◆ Goal
Only the pictures are left out: repeat the rest of the entries exactly.
- - -
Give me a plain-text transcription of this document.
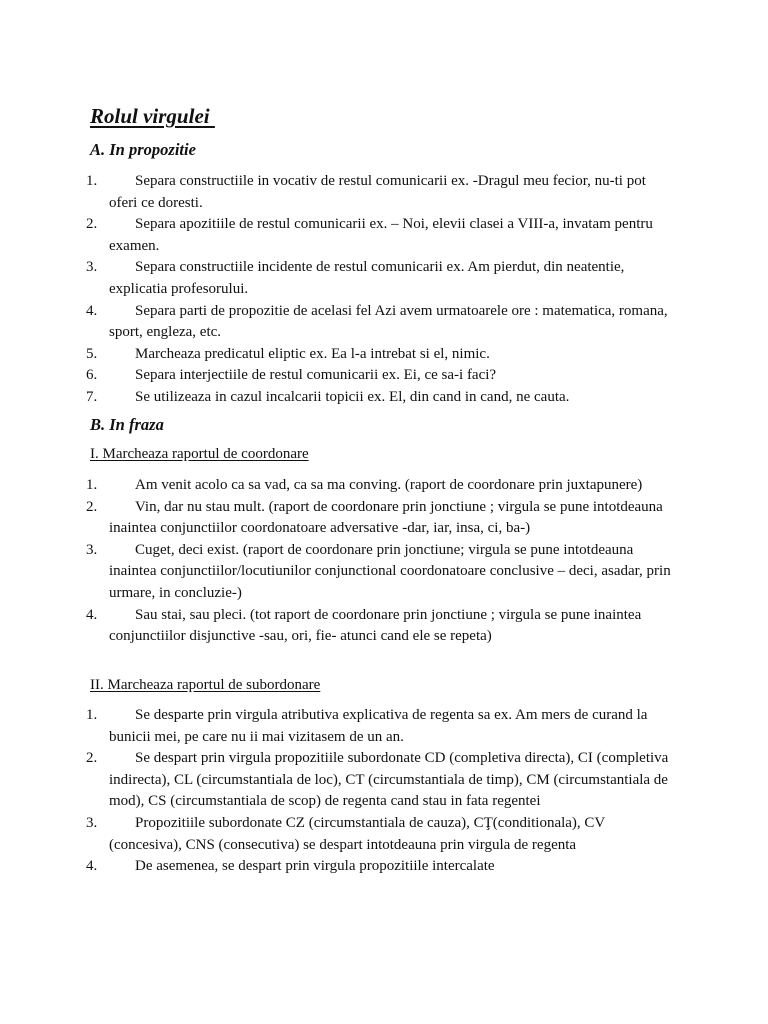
Rolul virgulei
A. In propozitie
1.	Separa constructiile in vocativ de restul comunicarii ex. -Dragul meu fecior, nu-ti pot oferi ce doresti.
2.	Separa apozitiile de restul comunicarii ex. – Noi, elevii clasei a VIII-a, invatam pentru examen.
3.	Separa constructiile incidente de restul comunicarii ex. Am pierdut, din neatentie, explicatia profesorului.
4.	Separa parti de propozitie de acelasi fel Azi avem urmatoarele ore : matematica, romana, sport, engleza, etc.
5.	Marcheaza predicatul eliptic ex. Ea l-a intrebat si el, nimic.
6.	Separa interjectiile de restul comunicarii ex. Ei, ce sa-i faci?
7.	Se utilizeaza in cazul incalcarii topicii ex. El, din cand in cand, ne cauta.
B. In fraza
I. Marcheaza raportul de coordonare
1.	Am venit acolo ca sa vad, ca sa ma conving. (raport de coordonare prin juxtapunere)
2.	Vin, dar nu stau mult. (raport de coordonare prin jonctiune ; virgula se pune intotdeauna inaintea conjunctiilor coordonatoare adversative -dar, iar, insa, ci, ba-)
3.	Cuget, deci exist. (raport de coordonare prin jonctiune; virgula se pune intotdeauna inaintea conjunctiilor/locutiunilor conjunctional coordonatoare conclusive – deci, asadar, prin urmare, in concluzie-)
4.	Sau stai, sau pleci. (tot raport de coordonare prin jonctiune ; virgula se pune inaintea conjunctiilor disjunctive -sau, ori, fie- atunci cand ele se repeta)
II. Marcheaza raportul de subordonare
1.	Se desparte prin virgula atributiva explicativa de regenta sa ex. Am mers de curand la bunicii mei, pe care nu ii mai vizitasem de un an.
2.	Se despart prin virgula propozitiile subordonate CD (completiva directa), CI (completiva indirecta), CL (circumstantiala de loc), CT (circumstantiala de timp), CM (circumstantiala de mod), CS (circumstantiala de scop) de regenta cand stau in fata regentei
3.	Propozitiile subordonate CZ (circumstantiala de cauza), CŢ(conditionala), CV (concesiva), CNS (consecutiva) se despart intotdeauna prin virgula de regenta
4.	De asemenea, se despart prin virgula propozitiile intercalate
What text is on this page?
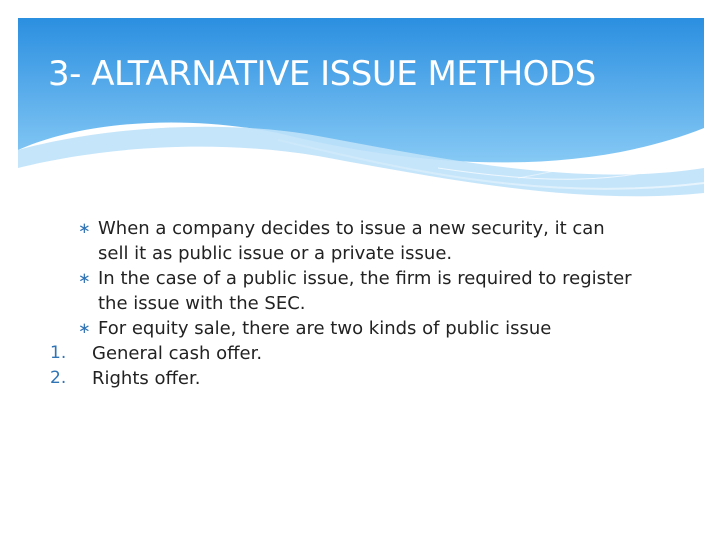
3- ALTARNATIVE ISSUE METHODS
∗ When a company decides to issue a new security, it can sell it as public issue or a private issue.
∗ In the case of a public issue, the firm is required to register the issue with the SEC.
∗ For equity sale, there are two kinds of public issue
1. General cash offer.
2. Rights offer.
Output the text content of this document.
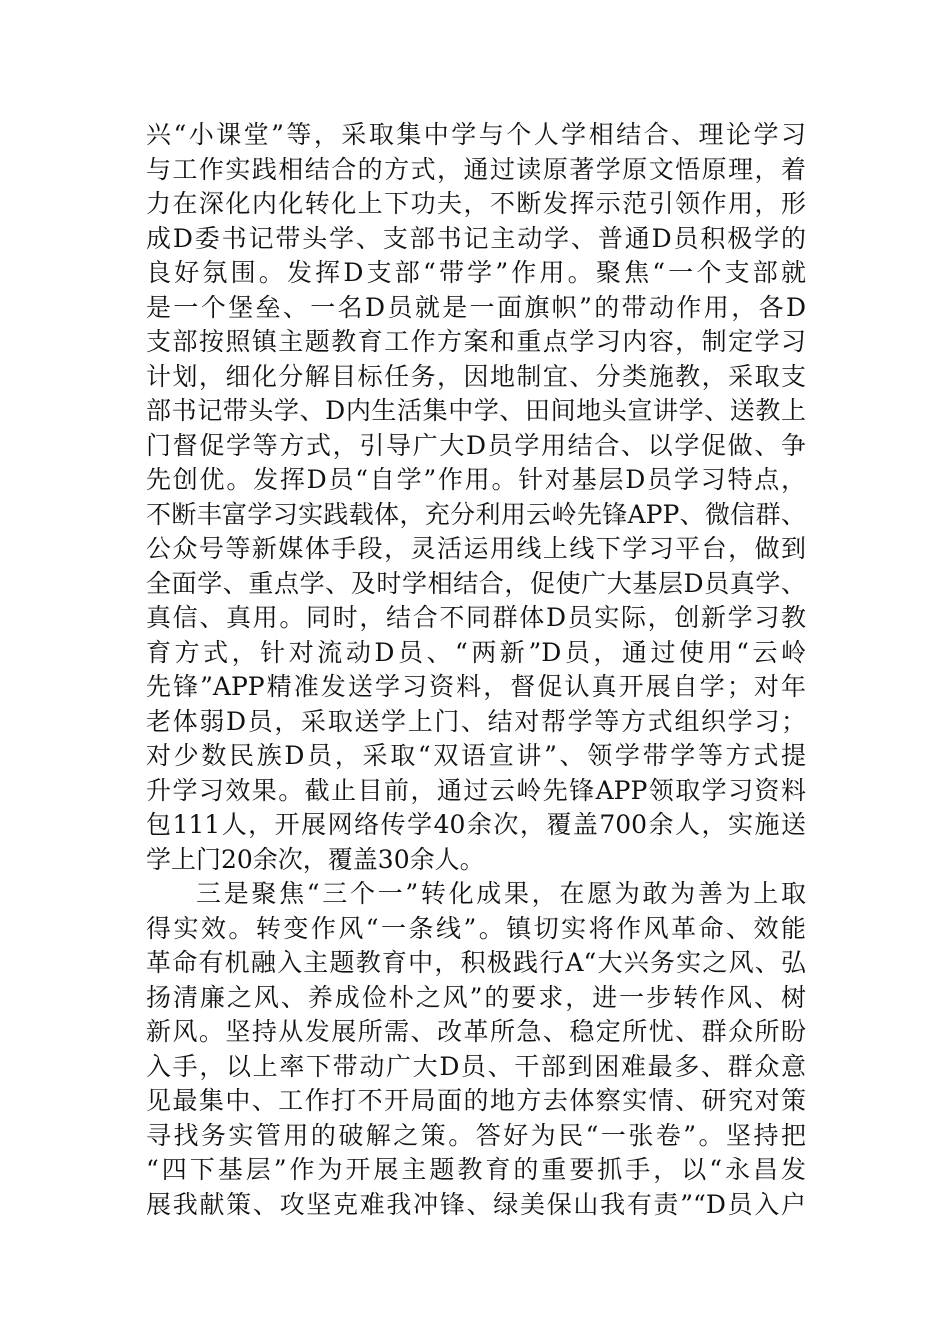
兴“小课堂”等，采取集中学与个人学相结合、理论学习
与工作实践相结合的方式，通过读原著学原文悟原理，着
力在深化内化转化上下功夫，不断发挥示范引领作用，形
成D委书记带头学、支部书记主动学、普通D员积极学的
良好氛围。发挥D支部“带学”作用。聚焦“一个支部就
是一个堡垒、一名D员就是一面旗帜”的带动作用，各D
支部按照镇主题教育工作方案和重点学习内容，制定学习
计划，细化分解目标任务，因地制宜、分类施教，采取支
部书记带头学、D内生活集中学、田间地头宣讲学、送教上
门督促学等方式，引导广大D员学用结合、以学促做、争
先创优。发挥D员“自学”作用。针对基层D员学习特点，
不断丰富学习实践载体，充分利用云岭先锋APP、微信群、
公众号等新媒体手段，灵活运用线上线下学习平台，做到
全面学、重点学、及时学相结合，促使广大基层D员真学、
真信、真用。同时，结合不同群体D员实际，创新学习教
育方式，针对流动D员、“两新”D员，通过使用“云岭
先锋”APP精准发送学习资料，督促认真开展自学；对年
老体弱D员，采取送学上门、结对帮学等方式组织学习；
对少数民族D员，采取“双语宣讲”、领学带学等方式提
升学习效果。截止目前，通过云岭先锋APP领取学习资料
包111人，开展网络传学40余次，覆盖700余人，实施送
学上门20余次，覆盖30余人。
三是聚焦“三个一”转化成果，在愿为敢为善为上取
得实效。转变作风“一条线”。镇切实将作风革命、效能
革命有机融入主题教育中，积极践行A“大兴务实之风、弘
扬清廉之风、养成俭朴之风”的要求，进一步转作风、树
新风。坚持从发展所需、改革所急、稳定所忧、群众所盼
入手，以上率下带动广大D员、干部到困难最多、群众意
见最集中、工作打不开局面的地方去体察实情、研究对策
寻找务实管用的破解之策。答好为民“一张卷”。坚持把
“四下基层”作为开展主题教育的重要抓手，以“永昌发
展我献策、攻坚克难我冲锋、绿美保山我有责”“D员入户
- - -
◆ Solution to this task
Give me a plain-text transcription of this document.
Rolul virgulei
A. In propozitie
1.	Separa constructiile in vocativ de restul comunicarii ex. -Dragul meu fecior, nu-ti pot oferi ce doresti.
2.	Separa apozitiile de restul comunicarii ex. – Noi, elevii clasei a VIII-a, invatam pentru examen.
3.	Separa constructiile incidente de restul comunicarii ex. Am pierdut, din neatentie, explicatia profesorului.
4.	Separa parti de propozitie de acelasi fel Azi avem urmatoarele ore : matematica, romana, sport, engleza, etc.
5.	Marcheaza predicatul eliptic ex. Ea l-a intrebat si el, nimic.
6.	Separa interjectiile de restul comunicarii ex. Ei, ce sa-i faci?
7.	Se utilizeaza in cazul incalcarii topicii ex. El, din cand in cand, ne cauta.
B. In fraza
I. Marcheaza raportul de coordonare
1.	Am venit acolo ca sa vad, ca sa ma conving. (raport de coordonare prin juxtapunere)
2.	Vin, dar nu stau mult. (raport de coordonare prin jonctiune ; virgula se pune intotdeauna inaintea conjunctiilor coordonatoare adversative -dar, iar, insa, ci, ba-)
3.	Cuget, deci exist. (raport de coordonare prin jonctiune; virgula se pune intotdeauna inaintea conjunctiilor/locutiunilor conjunctional coordonatoare conclusive – deci, asadar, prin urmare, in concluzie-)
4.	Sau stai, sau pleci. (tot raport de coordonare prin jonctiune ; virgula se pune inaintea conjunctiilor disjunctive -sau, ori, fie- atunci cand ele se repeta)
II. Marcheaza raportul de subordonare
1.	Se desparte prin virgula atributiva explicativa de regenta sa ex. Am mers de curand la bunicii mei, pe care nu ii mai vizitasem de un an.
2.	Se despart prin virgula propozitiile subordonate CD (completiva directa), CI (completiva indirecta), CL (circumstantiala de loc), CT (circumstantiala de timp), CM (circumstantiala de mod), CS (circumstantiala de scop) de regenta cand stau in fata regentei
3.	Propozitiile subordonate CZ (circumstantiala de cauza), CŢ(conditionala), CV (concesiva), CNS (consecutiva) se despart intotdeauna prin virgula de regenta
4.	De asemenea, se despart prin virgula propozitiile intercalate
What text is on this page?
3- ALTARNATIVE ISSUE METHODS
∗ When a company decides to issue a new security, it can sell it as public issue or a private issue.
∗ In the case of a public issue, the firm is required to register the issue with the SEC.
∗ For equity sale, there are two kinds of public issue
1. General cash offer.
2. Rights offer.
Output the text content of this document.
兴“小课堂”等，采取集中学与个人学相结合、理论学习
与工作实践相结合的方式，通过读原著学原文悟原理，着
力在深化内化转化上下功夫，不断发挥示范引领作用，形
成D委书记带头学、支部书记主动学、普通D员积极学的
良好氛围。发挥D支部“带学”作用。聚焦“一个支部就
是一个堡垒、一名D员就是一面旗帜”的带动作用，各D
支部按照镇主题教育工作方案和重点学习内容，制定学习
计划，细化分解目标任务，因地制宜、分类施教，采取支
部书记带头学、D内生活集中学、田间地头宣讲学、送教上
门督促学等方式，引导广大D员学用结合、以学促做、争
先创优。发挥D员“自学”作用。针对基层D员学习特点，
不断丰富学习实践载体，充分利用云岭先锋APP、微信群、
公众号等新媒体手段，灵活运用线上线下学习平台，做到
全面学、重点学、及时学相结合，促使广大基层D员真学、
真信、真用。同时，结合不同群体D员实际，创新学习教
育方式，针对流动D员、“两新”D员，通过使用“云岭
先锋”APP精准发送学习资料，督促认真开展自学；对年
老体弱D员，采取送学上门、结对帮学等方式组织学习；
对少数民族D员，采取“双语宣讲”、领学带学等方式提
升学习效果。截止目前，通过云岭先锋APP领取学习资料
包111人，开展网络传学40余次，覆盖700余人，实施送
学上门20余次，覆盖30余人。
三是聚焦“三个一”转化成果，在愿为敢为善为上取
得实效。转变作风“一条线”。镇切实将作风革命、效能
革命有机融入主题教育中，积极践行A“大兴务实之风、弘
扬清廉之风、养成俭朴之风”的要求，进一步转作风、树
新风。坚持从发展所需、改革所急、稳定所忧、群众所盼
入手，以上率下带动广大D员、干部到困难最多、群众意
见最集中、工作打不开局面的地方去体察实情、研究对策
寻找务实管用的破解之策。答好为民“一张卷”。坚持把
“四下基层”作为开展主题教育的重要抓手，以“永昌发
展我献策、攻坚克难我冲锋、绿美保山我有责”“D员入户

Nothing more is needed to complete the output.